* [Required action]: In the latch mechanism passage below, why does latching element 23 move to the unlatched position by itself once the pawl releases it? Explain in one to three sentences.

* [Document segment]:
★ ★ ★ ★ ★

Referring now to FIG. 4, it will be seen that an arcuate peripheral edge of the latching element 23 consti'tutes a ratchet and is formed with a pair of angularly spaced teeth 41 and 43 adapted to be engaged by a blocking-type pawl member 44. The pawl 44 is fulcrumed to pivot on a fixed horizontal shaft 45 extending between the base plates 31 and 32 and is formed with a projecting tooth 46 extending toward the latching element and engageable sequentially with the teeth 41 and 43 as the latching element is rotated clockwise. The pawl is urged into engagement with the ratchet by contractile spring 47 (FIG. 7) stretched between and anchored to the pawl and the latching element. When the pawl engages the ratchet tooth 41, the latching element 23 is held in its secondary or safety latched position (not shown) and, when the pawl engages the tooth 43, the latching element is held in its fully latched position (FIG. 4). Counterclockwise tuming (FIG. 4) of the pawl 44 about the shaft 45 releases the pawl tooth 46 from the latching element 23 and enables the latter to turn counterclockwise from the latched position shown in FIG. 4 to the unlatched position shown in FIG. 7 to release the striker 24 and permit opening of the door 21. The contractile spring 47 continuously urges the latching element toward the unlatched position so that the latching element automatically turns to such position upon release of the pawl.

★ ★ ★ ★ ★

* [Given entries]:
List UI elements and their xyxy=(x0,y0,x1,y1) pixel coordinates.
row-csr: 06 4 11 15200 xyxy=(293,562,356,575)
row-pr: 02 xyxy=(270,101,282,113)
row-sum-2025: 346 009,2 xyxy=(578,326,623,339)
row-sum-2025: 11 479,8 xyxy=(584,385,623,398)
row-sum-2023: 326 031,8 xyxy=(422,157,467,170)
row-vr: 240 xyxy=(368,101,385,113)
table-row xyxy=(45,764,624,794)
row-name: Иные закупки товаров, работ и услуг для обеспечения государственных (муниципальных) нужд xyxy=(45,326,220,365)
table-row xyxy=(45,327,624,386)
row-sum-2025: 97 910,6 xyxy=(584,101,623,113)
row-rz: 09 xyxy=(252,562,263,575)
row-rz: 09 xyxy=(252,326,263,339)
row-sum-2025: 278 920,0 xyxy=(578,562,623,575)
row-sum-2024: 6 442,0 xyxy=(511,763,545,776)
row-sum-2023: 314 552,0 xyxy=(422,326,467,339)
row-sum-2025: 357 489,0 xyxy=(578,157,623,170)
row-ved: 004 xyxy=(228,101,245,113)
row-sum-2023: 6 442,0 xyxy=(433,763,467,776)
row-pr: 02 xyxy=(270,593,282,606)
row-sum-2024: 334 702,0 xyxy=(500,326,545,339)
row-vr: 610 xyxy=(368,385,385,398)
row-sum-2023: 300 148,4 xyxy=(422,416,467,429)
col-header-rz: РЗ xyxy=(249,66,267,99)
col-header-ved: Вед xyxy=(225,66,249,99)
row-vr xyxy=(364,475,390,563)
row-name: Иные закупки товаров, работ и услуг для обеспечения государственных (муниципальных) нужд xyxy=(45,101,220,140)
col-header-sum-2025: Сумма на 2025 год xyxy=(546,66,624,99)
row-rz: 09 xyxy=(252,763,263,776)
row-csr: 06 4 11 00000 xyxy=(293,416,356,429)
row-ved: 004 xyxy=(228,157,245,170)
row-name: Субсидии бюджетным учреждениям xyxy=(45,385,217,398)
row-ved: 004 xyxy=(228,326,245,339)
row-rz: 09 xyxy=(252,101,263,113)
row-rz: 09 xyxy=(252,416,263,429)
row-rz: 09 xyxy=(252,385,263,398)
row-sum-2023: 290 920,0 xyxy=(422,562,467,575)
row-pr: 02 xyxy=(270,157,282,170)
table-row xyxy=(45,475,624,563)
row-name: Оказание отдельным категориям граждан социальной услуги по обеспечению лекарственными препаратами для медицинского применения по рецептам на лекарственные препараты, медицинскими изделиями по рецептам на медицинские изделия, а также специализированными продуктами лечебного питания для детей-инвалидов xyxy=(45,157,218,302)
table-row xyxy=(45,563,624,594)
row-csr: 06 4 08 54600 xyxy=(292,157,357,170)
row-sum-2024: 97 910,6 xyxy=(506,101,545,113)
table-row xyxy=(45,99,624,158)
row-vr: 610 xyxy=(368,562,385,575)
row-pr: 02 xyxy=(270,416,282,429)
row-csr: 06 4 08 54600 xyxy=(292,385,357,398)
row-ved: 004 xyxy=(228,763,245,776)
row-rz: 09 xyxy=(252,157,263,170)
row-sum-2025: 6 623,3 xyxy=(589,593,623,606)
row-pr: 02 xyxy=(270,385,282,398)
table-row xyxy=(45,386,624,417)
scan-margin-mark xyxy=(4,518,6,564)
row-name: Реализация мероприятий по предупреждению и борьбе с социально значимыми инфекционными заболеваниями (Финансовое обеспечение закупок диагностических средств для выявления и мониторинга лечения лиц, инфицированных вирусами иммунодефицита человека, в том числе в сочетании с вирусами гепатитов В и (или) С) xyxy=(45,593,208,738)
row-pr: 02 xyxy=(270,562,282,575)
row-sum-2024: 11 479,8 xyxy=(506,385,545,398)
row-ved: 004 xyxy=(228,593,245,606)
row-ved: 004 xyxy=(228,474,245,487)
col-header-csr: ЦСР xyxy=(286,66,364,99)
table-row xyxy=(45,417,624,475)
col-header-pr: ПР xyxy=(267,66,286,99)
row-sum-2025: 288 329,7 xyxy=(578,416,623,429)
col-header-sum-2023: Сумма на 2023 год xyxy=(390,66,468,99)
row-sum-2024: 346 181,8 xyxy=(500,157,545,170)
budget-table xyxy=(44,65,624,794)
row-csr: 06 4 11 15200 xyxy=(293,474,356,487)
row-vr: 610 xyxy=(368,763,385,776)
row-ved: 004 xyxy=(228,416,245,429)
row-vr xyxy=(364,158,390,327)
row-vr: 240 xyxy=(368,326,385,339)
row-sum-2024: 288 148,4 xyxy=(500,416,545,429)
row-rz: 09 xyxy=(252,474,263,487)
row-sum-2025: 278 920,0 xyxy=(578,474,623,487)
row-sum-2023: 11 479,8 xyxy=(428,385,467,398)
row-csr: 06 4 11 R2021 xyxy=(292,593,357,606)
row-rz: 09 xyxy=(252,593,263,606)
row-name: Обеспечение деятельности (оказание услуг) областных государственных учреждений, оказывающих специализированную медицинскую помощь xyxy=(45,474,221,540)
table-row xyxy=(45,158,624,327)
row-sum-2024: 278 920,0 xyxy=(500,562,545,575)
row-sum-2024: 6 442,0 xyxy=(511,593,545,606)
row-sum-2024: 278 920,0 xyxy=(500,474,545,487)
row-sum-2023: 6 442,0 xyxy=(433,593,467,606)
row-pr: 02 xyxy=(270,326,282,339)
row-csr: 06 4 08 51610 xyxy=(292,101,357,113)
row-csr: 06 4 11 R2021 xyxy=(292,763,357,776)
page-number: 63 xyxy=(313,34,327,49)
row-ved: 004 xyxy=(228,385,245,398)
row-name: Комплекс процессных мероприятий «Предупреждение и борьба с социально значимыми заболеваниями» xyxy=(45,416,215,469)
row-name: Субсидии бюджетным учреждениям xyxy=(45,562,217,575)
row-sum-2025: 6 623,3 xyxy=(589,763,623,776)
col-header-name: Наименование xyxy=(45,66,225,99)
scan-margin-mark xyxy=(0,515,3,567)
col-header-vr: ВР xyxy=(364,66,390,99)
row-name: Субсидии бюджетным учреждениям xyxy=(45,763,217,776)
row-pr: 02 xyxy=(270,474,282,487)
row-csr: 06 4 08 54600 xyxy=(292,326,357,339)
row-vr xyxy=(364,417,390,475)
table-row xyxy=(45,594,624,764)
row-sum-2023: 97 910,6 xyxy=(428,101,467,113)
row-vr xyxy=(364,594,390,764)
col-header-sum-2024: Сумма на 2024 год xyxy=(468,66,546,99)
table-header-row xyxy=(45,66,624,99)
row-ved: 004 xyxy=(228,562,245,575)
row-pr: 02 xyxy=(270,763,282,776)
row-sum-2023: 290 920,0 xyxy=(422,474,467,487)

★ ★ ★ ★ ★

* [Result for this exercise]: Contractile spring 47 continuously urges latching element 23 toward the unlatched position. When the pawl is turned counterclockwise and its tooth 46 lets go of the latching element, nothing holds the element anymore, so the spring turns it automatically to the unlatched position.